This issue scopes what's required, separates **what we can already do with existing tools** from **what's still open**, and proposes milestones. Related: #70 (JZ-Tree / faster GPU k-NN) is the orthogonal *speed* axis; this issue is about *memory / out-of-core*.

## Current state (what the code does today)

- `CellMapper.compute_neighbors` materializes both representations from AnnData into dense host arrays — `xrep = reference.obsm[use_rep]`, `yrep = query.obsm[use_rep]` (or `.X`), `np.ascontiguousarray(...)` — and hands them to `Kernel`.
- `Kernel.__init__` just stores them (`self.xrep`, `self.yrep`): **full dense numpy arrays resident in host RAM**.
- `Kernel.compute_neighbors` builds the reference index **once** (`backend.fit(xrep)`), then queries. Cross-mapping builds **two** indices and runs **four** batched queries (xx, yy, xy, yx).
- `_batched_query` slices an **already-in-memory** array (`points[start:end]`), runs `backend.query(batch, k)`, accumulates results in Python lists, and `np.vstack`-es them at the end.
- `batch_size` exists, but its **sole purpose is GPU-OOM avoidance** (rapids/faiss-gpu) — it does not touch the on-disk file and does not reduce host-memory footprint.
- Backends: `sklearn` (exact CPU), `pynndescent` (approx CPU), `faiss-cpu`, `faiss-gpu`, `rapids` (cuML GPU).

**Takeaway:** there is no lazy/on-disk path anywhere in the k-NN pipeline. Both reps are fully in host RAM before mapping.

## Where the memory actually goes at 1B scale

It is *not* primarily the embeddings:
- Query embedding, 1B × 50-D float32 ≈ **200 GB** (large, but the *smallest* of the three costs).
- Reference index — must hold all reference vectors (+ index structure); flat is infeasible at 1B, so this forces an approximate/compressed index.
- **Output is the real killer:** neighbor indices + distances at 1B × k=30 ≈ **360 GB** (`int64` idx + `float32` dist), and the sparse mapping matrix `M` (n_ref × n_query) has ~30B nonzeros. We currently `np.vstack` the full result and build `M` in one shot.

So lazy-loading the *input* is necessary but not sufficient — the output/transfer path has to stream too.

## What we can already do with existing tools (no research needed)

============================================================

### GIVEN TASK 1
Retype every line of the listing from the line containing "Patent image size: (1130, 536)." down to the line containing "The table 311 is at (808, 272).", with both of those lines included.

(Records from a data source)
============================================================

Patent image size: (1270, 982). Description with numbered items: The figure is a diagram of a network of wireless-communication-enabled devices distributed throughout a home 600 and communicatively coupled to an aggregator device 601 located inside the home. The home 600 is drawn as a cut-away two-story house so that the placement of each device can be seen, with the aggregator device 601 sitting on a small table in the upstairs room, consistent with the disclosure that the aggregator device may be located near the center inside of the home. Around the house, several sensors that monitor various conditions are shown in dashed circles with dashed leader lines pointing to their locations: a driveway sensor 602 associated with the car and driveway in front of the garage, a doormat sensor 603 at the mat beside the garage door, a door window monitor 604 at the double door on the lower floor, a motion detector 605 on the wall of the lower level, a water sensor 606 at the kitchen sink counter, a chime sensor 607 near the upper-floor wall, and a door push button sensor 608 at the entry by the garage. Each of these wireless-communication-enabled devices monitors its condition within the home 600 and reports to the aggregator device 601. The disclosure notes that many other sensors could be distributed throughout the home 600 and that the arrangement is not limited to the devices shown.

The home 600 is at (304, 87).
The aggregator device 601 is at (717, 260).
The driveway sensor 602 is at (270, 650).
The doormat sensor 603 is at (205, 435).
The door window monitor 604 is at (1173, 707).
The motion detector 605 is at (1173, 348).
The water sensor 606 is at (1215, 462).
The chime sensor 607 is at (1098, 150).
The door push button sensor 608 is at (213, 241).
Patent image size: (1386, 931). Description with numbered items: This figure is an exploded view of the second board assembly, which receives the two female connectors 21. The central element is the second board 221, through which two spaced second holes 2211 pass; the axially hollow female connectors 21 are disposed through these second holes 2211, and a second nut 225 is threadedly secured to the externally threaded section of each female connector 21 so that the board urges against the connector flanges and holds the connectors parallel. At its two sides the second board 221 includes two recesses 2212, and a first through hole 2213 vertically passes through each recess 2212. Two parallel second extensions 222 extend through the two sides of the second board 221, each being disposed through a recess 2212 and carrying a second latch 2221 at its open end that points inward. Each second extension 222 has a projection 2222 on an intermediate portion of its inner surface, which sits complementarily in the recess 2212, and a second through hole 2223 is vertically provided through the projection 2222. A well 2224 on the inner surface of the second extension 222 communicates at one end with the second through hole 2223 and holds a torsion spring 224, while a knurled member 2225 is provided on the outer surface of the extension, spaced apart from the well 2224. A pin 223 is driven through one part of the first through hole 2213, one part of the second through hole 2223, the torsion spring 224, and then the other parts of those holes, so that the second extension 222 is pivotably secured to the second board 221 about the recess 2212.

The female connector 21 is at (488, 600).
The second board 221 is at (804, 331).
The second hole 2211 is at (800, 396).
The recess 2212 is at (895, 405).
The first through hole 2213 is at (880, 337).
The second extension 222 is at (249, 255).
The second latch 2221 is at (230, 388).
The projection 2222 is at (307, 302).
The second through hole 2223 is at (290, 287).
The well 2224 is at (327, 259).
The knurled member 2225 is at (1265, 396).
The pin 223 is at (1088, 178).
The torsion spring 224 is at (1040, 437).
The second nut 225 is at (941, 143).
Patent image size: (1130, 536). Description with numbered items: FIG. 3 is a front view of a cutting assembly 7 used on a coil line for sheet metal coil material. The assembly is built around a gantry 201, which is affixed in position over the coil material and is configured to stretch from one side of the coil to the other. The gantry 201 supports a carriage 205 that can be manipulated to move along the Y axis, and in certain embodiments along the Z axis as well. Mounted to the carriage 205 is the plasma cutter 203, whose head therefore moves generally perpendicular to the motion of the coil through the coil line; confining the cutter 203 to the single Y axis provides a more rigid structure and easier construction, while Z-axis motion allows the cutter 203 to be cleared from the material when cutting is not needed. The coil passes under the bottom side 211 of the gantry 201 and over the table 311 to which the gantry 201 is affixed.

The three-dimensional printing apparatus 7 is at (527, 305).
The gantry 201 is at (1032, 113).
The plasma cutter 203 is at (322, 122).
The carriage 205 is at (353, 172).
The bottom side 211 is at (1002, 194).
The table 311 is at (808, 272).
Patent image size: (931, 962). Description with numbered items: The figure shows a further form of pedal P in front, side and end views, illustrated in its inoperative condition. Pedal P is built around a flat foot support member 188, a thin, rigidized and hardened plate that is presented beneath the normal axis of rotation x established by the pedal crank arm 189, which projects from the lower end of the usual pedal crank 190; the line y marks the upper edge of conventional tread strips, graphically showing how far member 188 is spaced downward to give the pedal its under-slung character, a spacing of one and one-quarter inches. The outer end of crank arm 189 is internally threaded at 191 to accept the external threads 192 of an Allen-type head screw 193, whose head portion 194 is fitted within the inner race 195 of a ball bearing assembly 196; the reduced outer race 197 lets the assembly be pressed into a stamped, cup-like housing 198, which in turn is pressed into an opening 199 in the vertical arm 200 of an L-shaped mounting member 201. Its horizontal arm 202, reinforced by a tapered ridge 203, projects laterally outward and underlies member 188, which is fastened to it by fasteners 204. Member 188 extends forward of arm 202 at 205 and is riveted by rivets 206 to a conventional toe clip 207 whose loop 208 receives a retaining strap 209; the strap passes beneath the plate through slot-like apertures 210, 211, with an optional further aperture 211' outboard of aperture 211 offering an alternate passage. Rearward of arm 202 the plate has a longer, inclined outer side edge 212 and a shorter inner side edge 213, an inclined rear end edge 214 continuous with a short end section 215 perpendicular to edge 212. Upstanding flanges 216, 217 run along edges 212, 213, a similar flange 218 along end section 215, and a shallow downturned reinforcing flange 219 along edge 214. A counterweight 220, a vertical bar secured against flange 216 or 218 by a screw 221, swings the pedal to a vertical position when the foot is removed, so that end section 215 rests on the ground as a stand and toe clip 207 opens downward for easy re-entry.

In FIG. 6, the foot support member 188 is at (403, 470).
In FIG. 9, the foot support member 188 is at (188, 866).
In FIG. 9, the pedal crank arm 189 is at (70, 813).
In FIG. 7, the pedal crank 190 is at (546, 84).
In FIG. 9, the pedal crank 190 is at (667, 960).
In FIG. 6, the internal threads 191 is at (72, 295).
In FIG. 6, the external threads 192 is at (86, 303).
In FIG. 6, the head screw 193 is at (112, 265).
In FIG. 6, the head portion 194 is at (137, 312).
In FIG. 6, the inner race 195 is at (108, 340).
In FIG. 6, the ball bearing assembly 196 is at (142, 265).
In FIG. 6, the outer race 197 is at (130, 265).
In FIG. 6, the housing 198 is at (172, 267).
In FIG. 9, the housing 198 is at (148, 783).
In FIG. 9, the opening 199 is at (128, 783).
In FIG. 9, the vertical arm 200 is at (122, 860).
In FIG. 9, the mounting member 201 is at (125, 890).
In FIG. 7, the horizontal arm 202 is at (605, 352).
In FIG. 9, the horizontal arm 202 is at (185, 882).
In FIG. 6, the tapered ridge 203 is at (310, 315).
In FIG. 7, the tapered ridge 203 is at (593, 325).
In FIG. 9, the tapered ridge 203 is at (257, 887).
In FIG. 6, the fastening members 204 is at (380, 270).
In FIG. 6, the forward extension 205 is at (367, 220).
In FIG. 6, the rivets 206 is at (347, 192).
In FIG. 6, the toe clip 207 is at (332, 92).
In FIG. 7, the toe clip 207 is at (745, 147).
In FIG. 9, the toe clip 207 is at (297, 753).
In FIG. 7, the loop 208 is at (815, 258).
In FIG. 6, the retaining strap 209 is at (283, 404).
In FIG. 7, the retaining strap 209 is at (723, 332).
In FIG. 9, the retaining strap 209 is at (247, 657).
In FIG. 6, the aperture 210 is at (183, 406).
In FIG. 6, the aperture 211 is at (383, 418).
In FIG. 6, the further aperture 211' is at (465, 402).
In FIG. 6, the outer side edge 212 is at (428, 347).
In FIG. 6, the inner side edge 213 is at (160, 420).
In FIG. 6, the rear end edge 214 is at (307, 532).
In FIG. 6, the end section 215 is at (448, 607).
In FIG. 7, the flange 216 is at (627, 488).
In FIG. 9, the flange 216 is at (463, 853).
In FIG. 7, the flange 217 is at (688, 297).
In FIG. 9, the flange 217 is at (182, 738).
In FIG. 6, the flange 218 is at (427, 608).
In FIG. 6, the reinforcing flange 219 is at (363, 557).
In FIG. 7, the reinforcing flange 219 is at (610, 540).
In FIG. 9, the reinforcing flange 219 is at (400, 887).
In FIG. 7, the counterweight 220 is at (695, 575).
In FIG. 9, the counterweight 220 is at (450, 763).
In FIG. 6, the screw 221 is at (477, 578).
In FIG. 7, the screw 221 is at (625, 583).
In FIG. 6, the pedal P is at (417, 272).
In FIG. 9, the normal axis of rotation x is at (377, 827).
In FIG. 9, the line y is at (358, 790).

============================================================

### GIVEN TASK 2
According to the issue on out-of-core k-NN mapping, roughly how large are the neighbor indices and distances at 1B × k=30?

### WRITTEN REPLY 1
Patent image size: (1130, 536). Description with numbered items: FIG. 3 is a front view of a cutting assembly 7 used on a coil line for sheet metal coil material. The assembly is built around a gantry 201, which is affixed in position over the coil material and is configured to stretch from one side of the coil to the other. The gantry 201 supports a carriage 205 that can be manipulated to move along the Y axis, and in certain embodiments along the Z axis as well. Mounted to the carriage 205 is the plasma cutter 203, whose head therefore moves generally perpendicular to the motion of the coil through the coil line; confining the cutter 203 to the single Y axis provides a more rigid structure and easier construction, while Z-axis motion allows the cutter 203 to be cleared from the material when cutting is not needed. The coil passes under the bottom side 211 of the gantry 201 and over the table 311 to which the gantry 201 is affixed.

The three-dimensional printing apparatus 7 is at (527, 305).
The gantry 201 is at (1032, 113).
The plasma cutter 203 is at (322, 122).
The carriage 205 is at (353, 172).
The bottom side 211 is at (1002, 194).
The table 311 is at (808, 272).

### WRITTEN REPLY 2
About 360 GB.